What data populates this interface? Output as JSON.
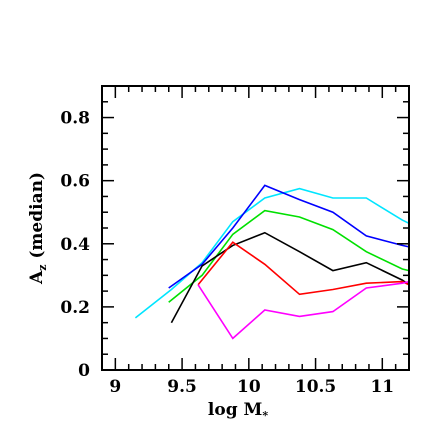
{
  "chart_data": {
    "type": "line",
    "title": "",
    "xlabel": "log M",
    "xlabel_sub": "*",
    "ylabel_main": "A",
    "ylabel_sub": "z",
    "ylabel_rest": " (median)",
    "xlim": [
      8.9,
      11.2
    ],
    "ylim": [
      0,
      0.9
    ],
    "x_ticks": [
      9,
      9.5,
      10,
      10.5,
      11
    ],
    "x_tick_labels": [
      "9",
      "9.5",
      "10",
      "10.5",
      "11"
    ],
    "y_ticks": [
      0,
      0.2,
      0.4,
      0.6,
      0.8
    ],
    "y_tick_labels": [
      "0",
      "0.2",
      "0.4",
      "0.6",
      "0.8"
    ],
    "grid": false,
    "series": [
      {
        "color": "#00e5ff",
        "x": [
          9.15,
          9.42,
          9.65,
          9.88,
          10.12,
          10.38,
          10.63,
          10.88,
          11.15,
          11.2
        ],
        "y": [
          0.165,
          0.255,
          0.34,
          0.47,
          0.545,
          0.575,
          0.545,
          0.545,
          0.475,
          0.465
        ]
      },
      {
        "color": "#0000ff",
        "x": [
          9.4,
          9.65,
          9.88,
          10.12,
          10.38,
          10.63,
          10.88,
          11.15,
          11.2
        ],
        "y": [
          0.26,
          0.335,
          0.45,
          0.585,
          0.54,
          0.5,
          0.425,
          0.395,
          0.39
        ]
      },
      {
        "color": "#00e000",
        "x": [
          9.4,
          9.65,
          9.88,
          10.12,
          10.38,
          10.63,
          10.88,
          11.15,
          11.2
        ],
        "y": [
          0.215,
          0.3,
          0.43,
          0.505,
          0.485,
          0.445,
          0.375,
          0.32,
          0.315
        ]
      },
      {
        "color": "#000000",
        "x": [
          9.42,
          9.65,
          9.88,
          10.12,
          10.38,
          10.63,
          10.88,
          11.15,
          11.2
        ],
        "y": [
          0.15,
          0.33,
          0.395,
          0.435,
          0.375,
          0.315,
          0.34,
          0.285,
          0.27
        ]
      },
      {
        "color": "#ff0000",
        "x": [
          9.62,
          9.88,
          10.12,
          10.38,
          10.63,
          10.88,
          11.15,
          11.2
        ],
        "y": [
          0.27,
          0.405,
          0.335,
          0.24,
          0.255,
          0.275,
          0.28,
          0.27
        ]
      },
      {
        "color": "#ff00ff",
        "x": [
          9.62,
          9.88,
          10.12,
          10.38,
          10.63,
          10.88,
          11.15,
          11.2
        ],
        "y": [
          0.27,
          0.1,
          0.19,
          0.17,
          0.185,
          0.26,
          0.275,
          0.28
        ]
      }
    ]
  }
}
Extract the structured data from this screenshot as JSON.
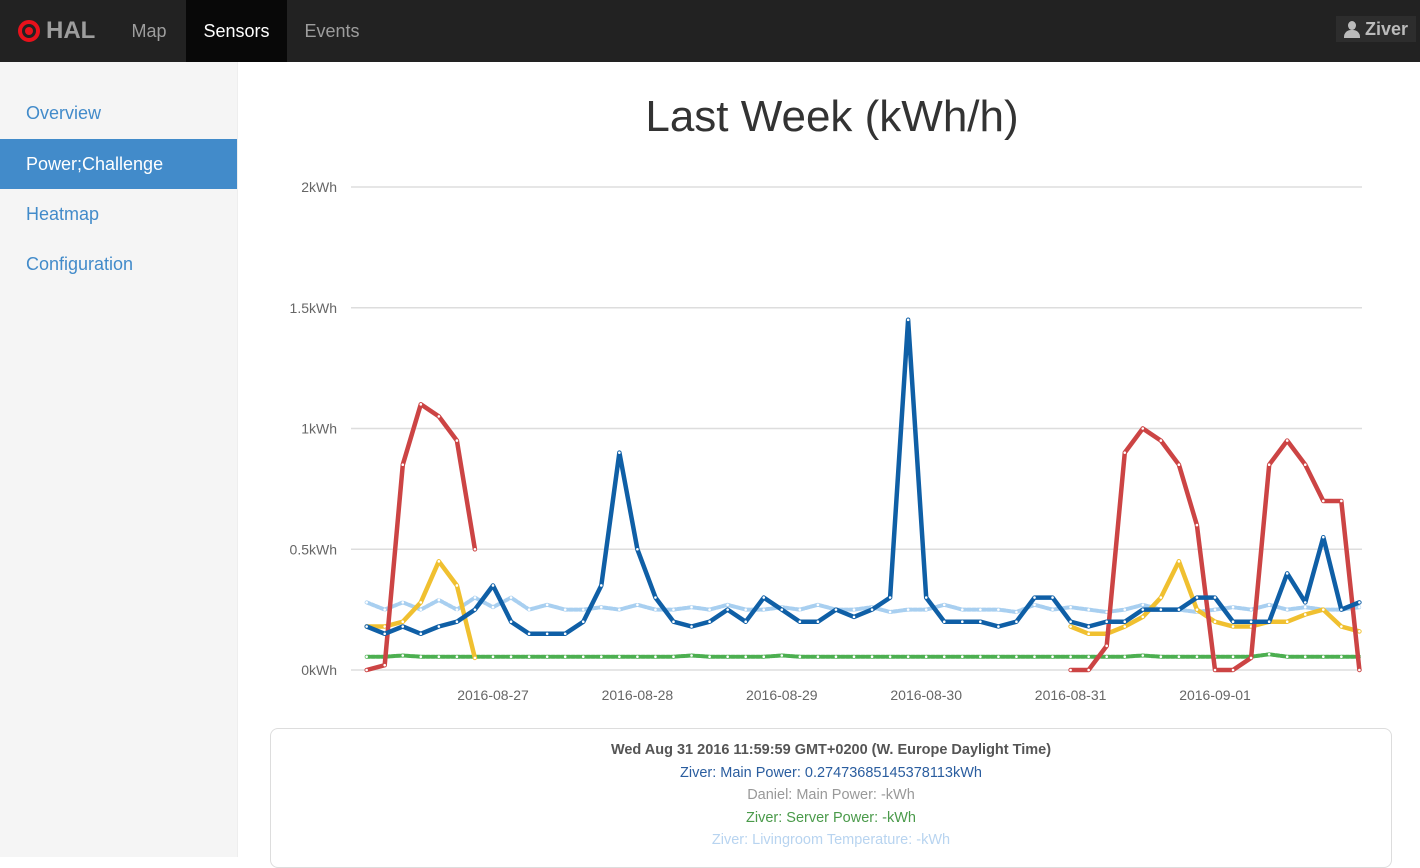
{
  "navbar": {
    "brand": "HAL",
    "items": [
      {
        "label": "Map"
      },
      {
        "label": "Sensors",
        "active": true
      },
      {
        "label": "Events"
      }
    ],
    "user": "Ziver"
  },
  "sidebar": {
    "items": [
      {
        "label": "Overview"
      },
      {
        "label": "Power;Challenge",
        "active": true
      },
      {
        "label": "Heatmap"
      },
      {
        "label": "Configuration"
      }
    ]
  },
  "colors": {
    "navbar": "#222222",
    "accent": "#428bca",
    "blue": "#0f5fa6",
    "red": "#cc4444",
    "yellow": "#f0c030",
    "green": "#4caf50",
    "lightblue": "#a8cff0"
  },
  "chart_data": {
    "type": "line",
    "title": "Last Week (kWh/h)",
    "ylim": [
      0,
      2
    ],
    "yticks": [
      {
        "v": 0,
        "label": "0kWh"
      },
      {
        "v": 0.5,
        "label": "0.5kWh"
      },
      {
        "v": 1,
        "label": "1kWh"
      },
      {
        "v": 1.5,
        "label": "1.5kWh"
      },
      {
        "v": 2,
        "label": "2kWh"
      }
    ],
    "xticks": [
      "2016-08-27",
      "2016-08-28",
      "2016-08-29",
      "2016-08-30",
      "2016-08-31",
      "2016-09-01"
    ],
    "grid": true,
    "x": [
      "2016-08-26 03:00",
      "2016-08-26 06:00",
      "2016-08-26 09:00",
      "2016-08-26 12:00",
      "2016-08-26 15:00",
      "2016-08-26 18:00",
      "2016-08-26 21:00",
      "2016-08-27 00:00",
      "2016-08-27 03:00",
      "2016-08-27 06:00",
      "2016-08-27 09:00",
      "2016-08-27 12:00",
      "2016-08-27 15:00",
      "2016-08-27 18:00",
      "2016-08-27 21:00",
      "2016-08-28 00:00",
      "2016-08-28 03:00",
      "2016-08-28 06:00",
      "2016-08-28 09:00",
      "2016-08-28 12:00",
      "2016-08-28 15:00",
      "2016-08-28 18:00",
      "2016-08-28 21:00",
      "2016-08-29 00:00",
      "2016-08-29 03:00",
      "2016-08-29 06:00",
      "2016-08-29 09:00",
      "2016-08-29 12:00",
      "2016-08-29 15:00",
      "2016-08-29 18:00",
      "2016-08-29 21:00",
      "2016-08-30 00:00",
      "2016-08-30 03:00",
      "2016-08-30 06:00",
      "2016-08-30 09:00",
      "2016-08-30 12:00",
      "2016-08-30 15:00",
      "2016-08-30 18:00",
      "2016-08-30 21:00",
      "2016-08-31 00:00",
      "2016-08-31 03:00",
      "2016-08-31 06:00",
      "2016-08-31 09:00",
      "2016-08-31 12:00",
      "2016-08-31 15:00",
      "2016-08-31 18:00",
      "2016-08-31 21:00",
      "2016-09-01 00:00",
      "2016-09-01 03:00",
      "2016-09-01 06:00",
      "2016-09-01 09:00",
      "2016-09-01 12:00",
      "2016-09-01 15:00",
      "2016-09-01 18:00",
      "2016-09-01 21:00",
      "2016-09-02 00:00"
    ],
    "series": [
      {
        "color": "#a8cff0",
        "style": "dotted",
        "values": [
          0.28,
          0.25,
          0.28,
          0.25,
          0.29,
          0.25,
          0.3,
          0.26,
          0.3,
          0.25,
          0.27,
          0.25,
          0.25,
          0.26,
          0.25,
          0.27,
          0.25,
          0.25,
          0.26,
          0.25,
          0.27,
          0.25,
          0.25,
          0.26,
          0.25,
          0.27,
          0.25,
          0.25,
          0.26,
          0.24,
          0.25,
          0.25,
          0.27,
          0.25,
          0.25,
          0.25,
          0.24,
          0.27,
          0.25,
          0.26,
          0.25,
          0.24,
          0.25,
          0.27,
          0.25,
          0.25,
          0.24,
          0.25,
          0.26,
          0.25,
          0.27,
          0.25,
          0.26,
          0.25,
          0.25,
          0.26
        ]
      },
      {
        "name": "Ziver: Server Power",
        "color": "#4caf50",
        "style": "dotted",
        "values": [
          0.055,
          0.055,
          0.06,
          0.055,
          0.055,
          0.055,
          0.055,
          0.055,
          0.055,
          0.055,
          0.055,
          0.055,
          0.055,
          0.055,
          0.055,
          0.055,
          0.055,
          0.055,
          0.06,
          0.055,
          0.055,
          0.055,
          0.055,
          0.06,
          0.055,
          0.055,
          0.055,
          0.055,
          0.055,
          0.055,
          0.055,
          0.055,
          0.055,
          0.055,
          0.055,
          0.055,
          0.055,
          0.055,
          0.055,
          0.055,
          0.055,
          0.055,
          0.055,
          0.06,
          0.055,
          0.055,
          0.055,
          0.055,
          0.055,
          0.055,
          0.065,
          0.055,
          0.055,
          0.055,
          0.055,
          0.055
        ]
      },
      {
        "color": "#f0c030",
        "style": "solid",
        "values": [
          0.18,
          0.18,
          0.2,
          0.28,
          0.45,
          0.35,
          0.05,
          null,
          null,
          null,
          null,
          null,
          null,
          null,
          null,
          null,
          null,
          null,
          null,
          null,
          null,
          null,
          null,
          null,
          null,
          null,
          null,
          null,
          null,
          null,
          null,
          null,
          null,
          null,
          null,
          null,
          null,
          null,
          null,
          0.18,
          0.15,
          0.15,
          0.18,
          0.22,
          0.3,
          0.45,
          0.25,
          0.2,
          0.18,
          0.18,
          0.2,
          0.2,
          0.23,
          0.25,
          0.18,
          0.16
        ]
      },
      {
        "color": "#cc4444",
        "style": "solid",
        "values": [
          0,
          0.02,
          0.85,
          1.1,
          1.05,
          0.95,
          0.5,
          null,
          null,
          null,
          null,
          null,
          null,
          null,
          null,
          null,
          null,
          null,
          null,
          null,
          null,
          null,
          null,
          null,
          null,
          null,
          null,
          null,
          null,
          null,
          null,
          null,
          null,
          null,
          null,
          null,
          null,
          null,
          null,
          0,
          0,
          0.1,
          0.9,
          1.0,
          0.95,
          0.85,
          0.6,
          0,
          0,
          0.05,
          0.85,
          0.95,
          0.85,
          0.7,
          0.7,
          0
        ]
      },
      {
        "name": "Ziver: Main Power",
        "color": "#0f5fa6",
        "style": "solid",
        "values": [
          0.18,
          0.15,
          0.18,
          0.15,
          0.18,
          0.2,
          0.25,
          0.35,
          0.2,
          0.15,
          0.15,
          0.15,
          0.2,
          0.35,
          0.9,
          0.5,
          0.3,
          0.2,
          0.18,
          0.2,
          0.25,
          0.2,
          0.3,
          0.25,
          0.2,
          0.2,
          0.25,
          0.22,
          0.25,
          0.3,
          1.45,
          0.3,
          0.2,
          0.2,
          0.2,
          0.18,
          0.2,
          0.3,
          0.3,
          0.2,
          0.18,
          0.2,
          0.2,
          0.25,
          0.25,
          0.25,
          0.3,
          0.3,
          0.2,
          0.2,
          0.2,
          0.4,
          0.28,
          0.55,
          0.25,
          0.28
        ]
      }
    ]
  },
  "tooltip": {
    "time": "Wed Aug 31 2016 11:59:59 GMT+0200 (W. Europe Daylight Time)",
    "entries": [
      {
        "text": "Ziver: Main Power: 0.27473685145378113kWh",
        "color": "#2a5d9f"
      },
      {
        "text": "Daniel: Main Power: -kWh",
        "color": "#999999"
      },
      {
        "text": "Ziver: Server Power: -kWh",
        "color": "#4a9a4a"
      },
      {
        "text": "Ziver: Livingroom Temperature: -kWh",
        "color": "#b8d4f0"
      }
    ]
  }
}
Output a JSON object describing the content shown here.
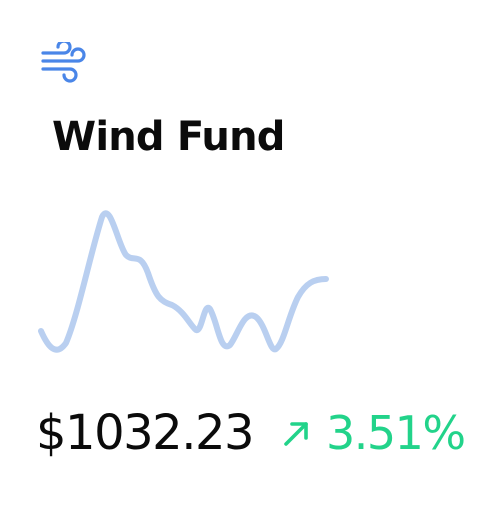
{
  "card": {
    "icon": "wind-icon",
    "title": "Wind Fund",
    "price": "$1032.23",
    "change": {
      "icon": "arrow-up-right-icon",
      "value": "3.51%",
      "direction": "up"
    }
  },
  "sparkline_trend": [
    0.15,
    0.05,
    0.35,
    0.95,
    0.65,
    0.55,
    0.38,
    0.3,
    0.18,
    0.32,
    0.1,
    0.28,
    0.05,
    0.33,
    0.45
  ],
  "colors": {
    "accent": "#4a86e8",
    "sparkline": "#b9cff0",
    "positive": "#22d38a",
    "text": "#0b0b0b",
    "background": "#ffffff"
  }
}
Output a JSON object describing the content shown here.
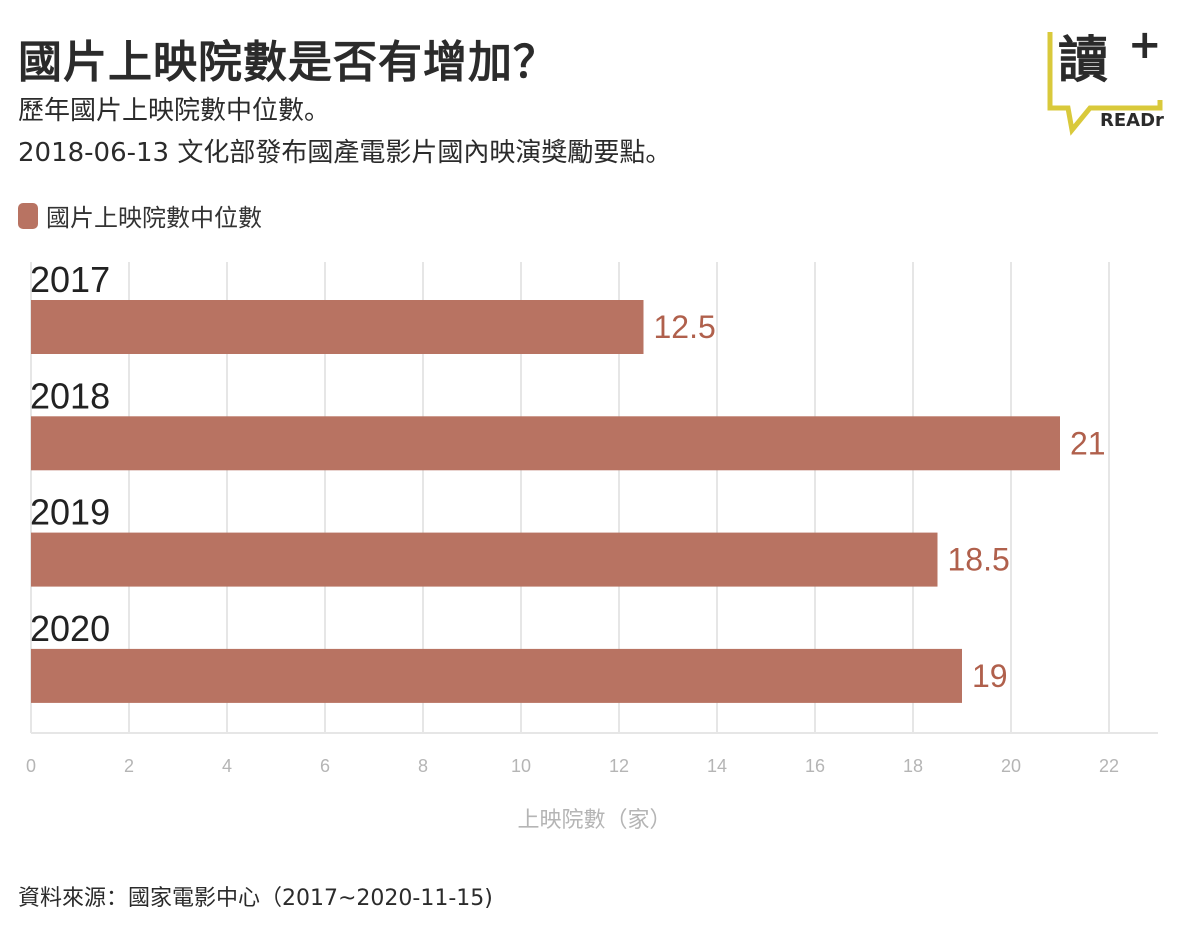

■ ■ ■ ■

• [AIM] Each line above that includes "text" should be shown.

• [THE COMPLETED TASK]
        "text": "Ziver: Main Power: 0.27473685145378113kWh",
        "text": "Daniel: Main Power: -kWh",
        "text": "Ziver: Server Power: -kWh",
        "text": "Ziver: Livingroom Temperature: -kWh",
    "text": "#0b0b0b",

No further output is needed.